■ GOAL ■
Please transcribe the records precisely; pictures stay out of your copy.

■ PROVIDED DATA ■

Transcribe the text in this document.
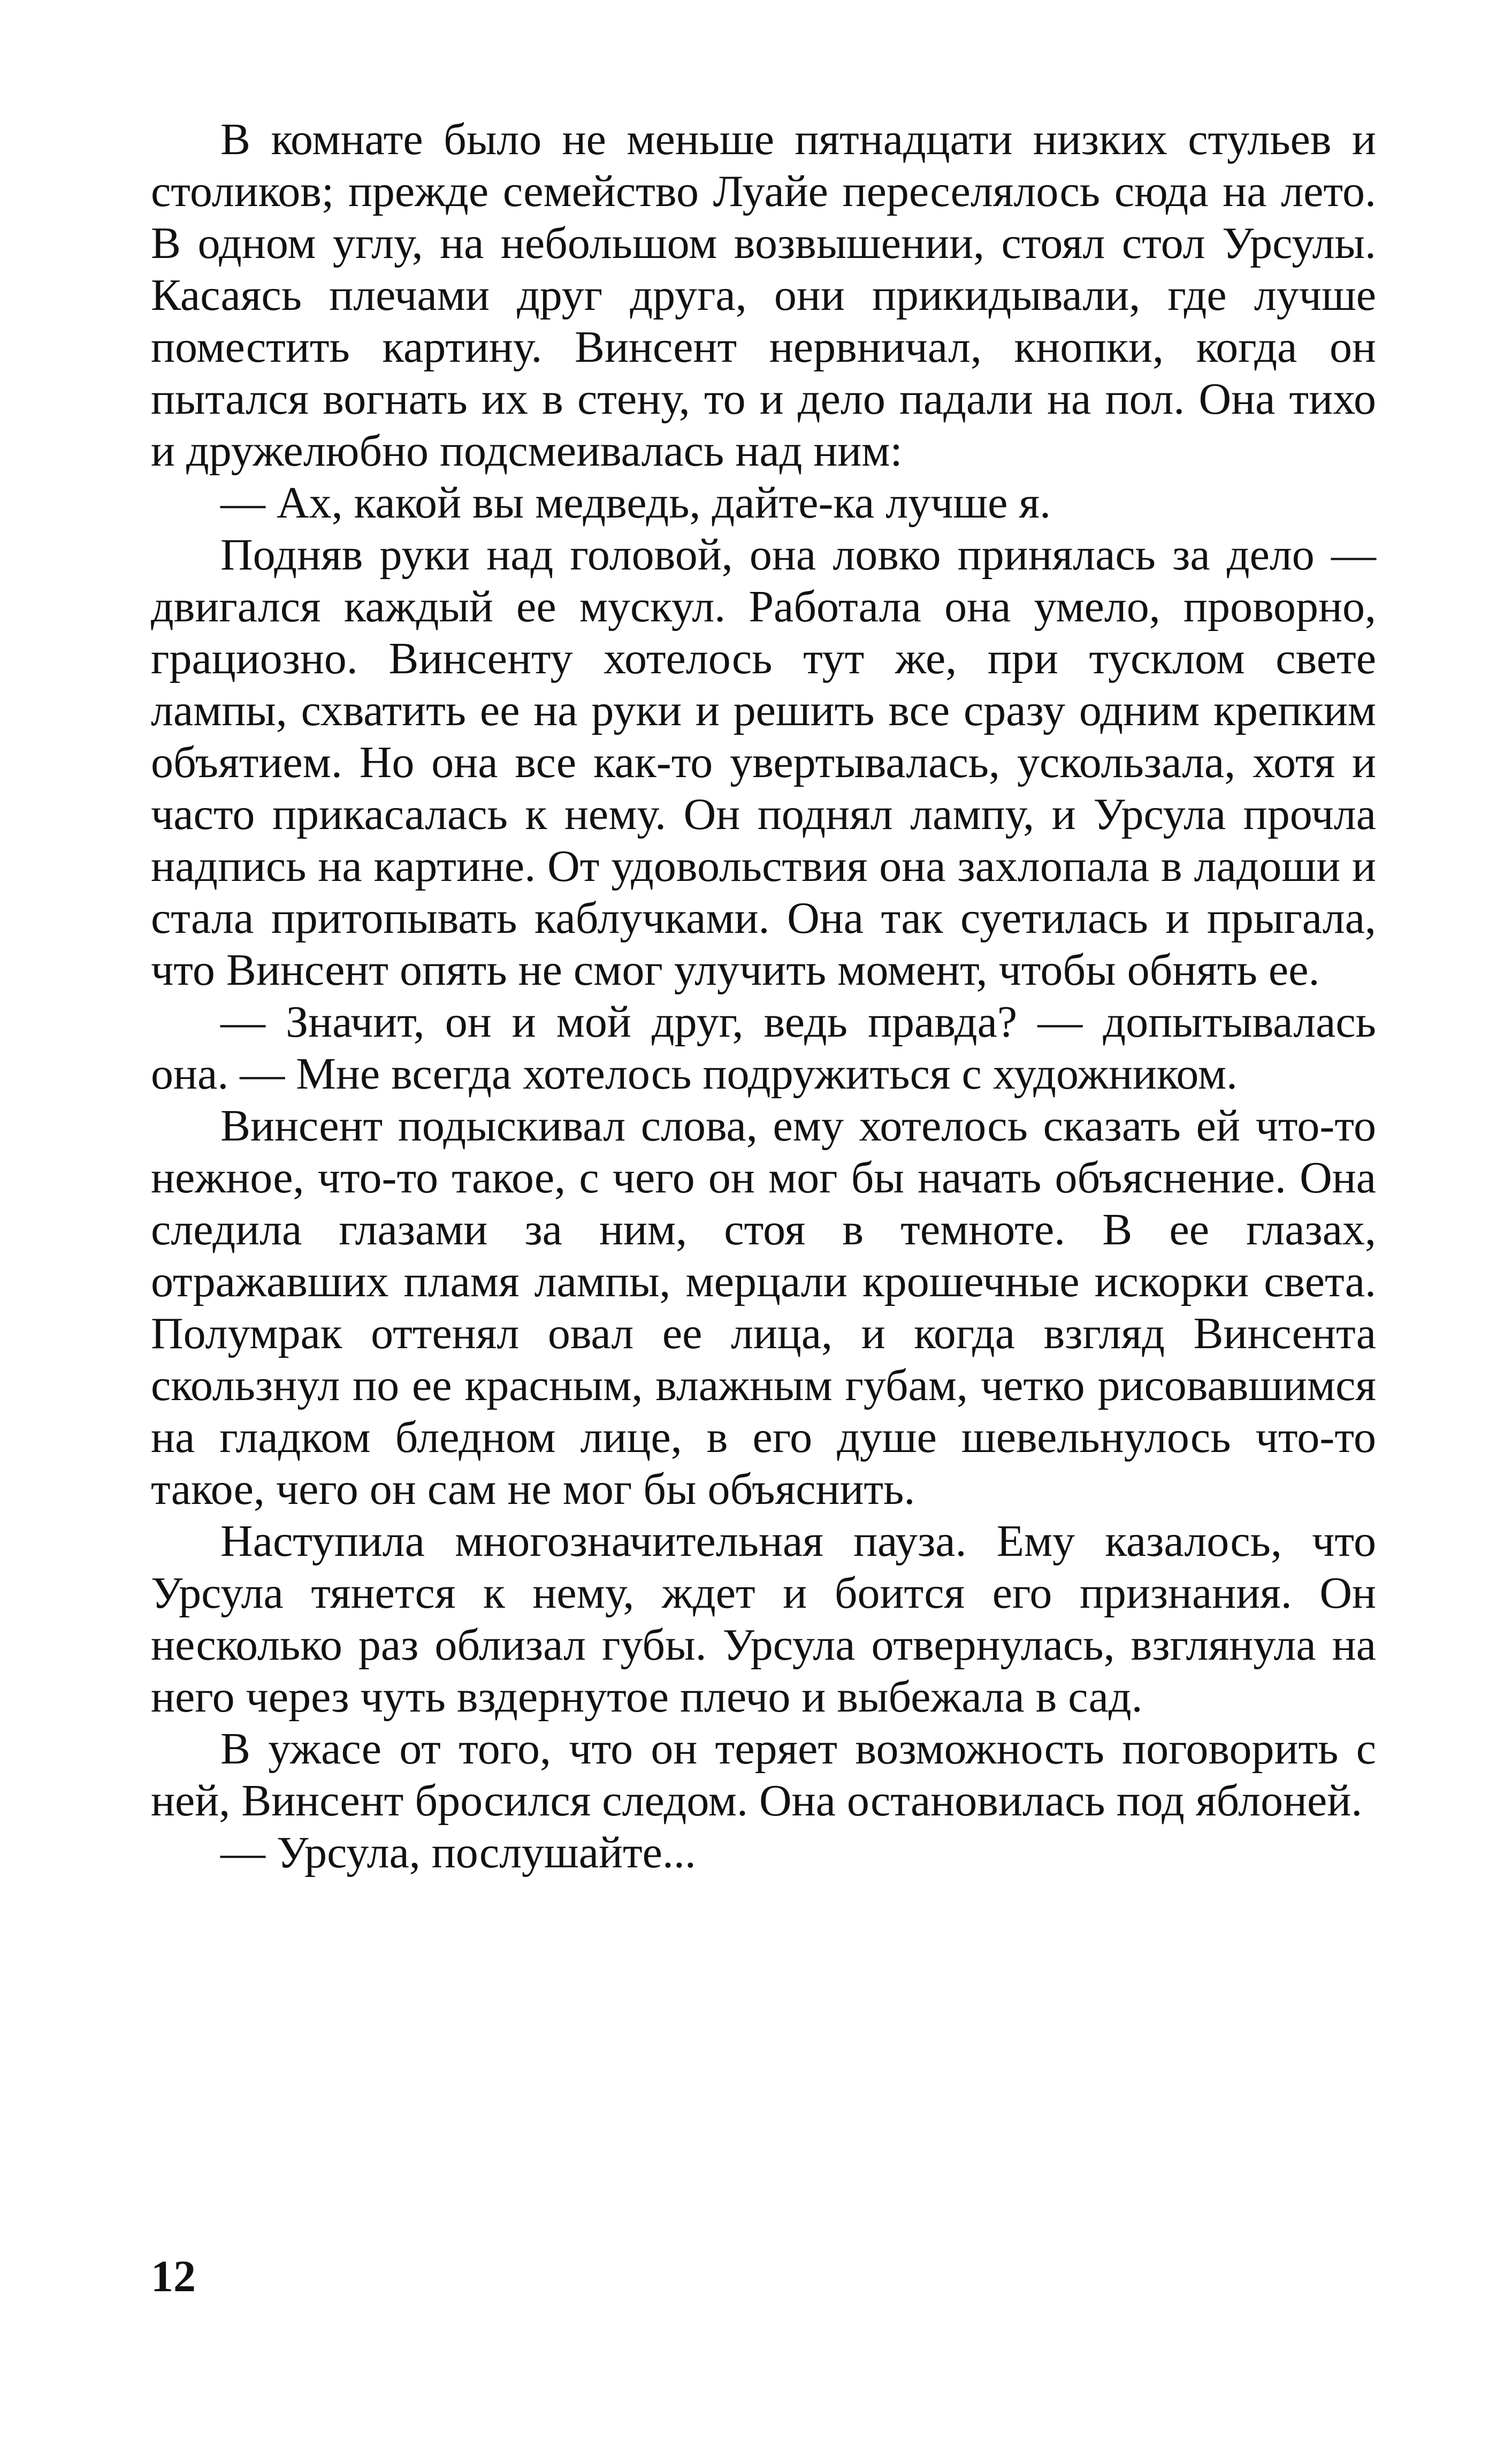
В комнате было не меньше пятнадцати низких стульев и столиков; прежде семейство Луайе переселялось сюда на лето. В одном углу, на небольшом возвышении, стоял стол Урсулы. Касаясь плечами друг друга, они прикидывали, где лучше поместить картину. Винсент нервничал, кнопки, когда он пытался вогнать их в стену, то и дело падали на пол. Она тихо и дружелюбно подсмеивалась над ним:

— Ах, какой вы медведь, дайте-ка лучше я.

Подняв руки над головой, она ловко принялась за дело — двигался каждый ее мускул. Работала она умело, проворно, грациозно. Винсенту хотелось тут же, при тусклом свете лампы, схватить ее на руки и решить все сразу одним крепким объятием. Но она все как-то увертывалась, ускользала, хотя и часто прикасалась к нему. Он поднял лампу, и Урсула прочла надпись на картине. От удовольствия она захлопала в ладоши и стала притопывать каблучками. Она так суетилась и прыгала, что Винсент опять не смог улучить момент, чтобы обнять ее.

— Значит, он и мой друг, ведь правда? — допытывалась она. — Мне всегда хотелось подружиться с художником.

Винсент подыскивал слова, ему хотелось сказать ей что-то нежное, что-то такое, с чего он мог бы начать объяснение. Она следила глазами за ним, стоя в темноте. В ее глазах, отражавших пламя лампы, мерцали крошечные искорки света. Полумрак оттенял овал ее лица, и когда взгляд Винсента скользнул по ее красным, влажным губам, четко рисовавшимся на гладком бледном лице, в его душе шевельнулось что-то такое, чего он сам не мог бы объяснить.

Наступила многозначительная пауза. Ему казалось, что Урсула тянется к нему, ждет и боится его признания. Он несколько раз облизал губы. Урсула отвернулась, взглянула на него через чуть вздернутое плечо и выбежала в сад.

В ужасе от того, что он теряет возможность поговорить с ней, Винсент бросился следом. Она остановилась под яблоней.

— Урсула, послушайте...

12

■ RESULT ■
Transcribe the text in this document.
В комнате было не меньше пятнадцати низких стульев и столиков; прежде семейство Луайе переселялось сюда на лето. В одном углу, на небольшом возвышении, стоял стол Урсулы. Касаясь плечами друг друга, они прикидывали, где лучше поместить картину. Винсент нервничал, кнопки, когда он пытался вогнать их в стену, то и дело падали на пол. Она тихо и дружелюбно подсмеивалась над ним:

— Ах, какой вы медведь, дайте-ка лучше я.

Подняв руки над головой, она ловко принялась за дело — двигался каждый ее мускул. Работала она умело, проворно, грациозно. Винсенту хотелось тут же, при тусклом свете лампы, схватить ее на руки и решить все сразу одним крепким объятием. Но она все как-то увертывалась, ускользала, хотя и часто прикасалась к нему. Он поднял лампу, и Урсула прочла надпись на картине. От удовольствия она захлопала в ладоши и стала притопывать каблучками. Она так суетилась и прыгала, что Винсент опять не смог улучить момент, чтобы обнять ее.

— Значит, он и мой друг, ведь правда? — допытывалась она. — Мне всегда хотелось подружиться с художником.

Винсент подыскивал слова, ему хотелось сказать ей что-то нежное, что-то такое, с чего он мог бы начать объяснение. Она следила глазами за ним, стоя в темноте. В ее глазах, отражавших пламя лампы, мерцали крошечные искорки света. Полумрак оттенял овал ее лица, и когда взгляд Винсента скользнул по ее красным, влажным губам, четко рисовавшимся на гладком бледном лице, в его душе шевельнулось что-то такое, чего он сам не мог бы объяснить.

Наступила многозначительная пауза. Ему казалось, что Урсула тянется к нему, ждет и боится его признания. Он несколько раз облизал губы. Урсула отвернулась, взглянула на него через чуть вздернутое плечо и выбежала в сад.

В ужасе от того, что он теряет возможность поговорить с ней, Винсент бросился следом. Она остановилась под яблоней.

— Урсула, послушайте...

12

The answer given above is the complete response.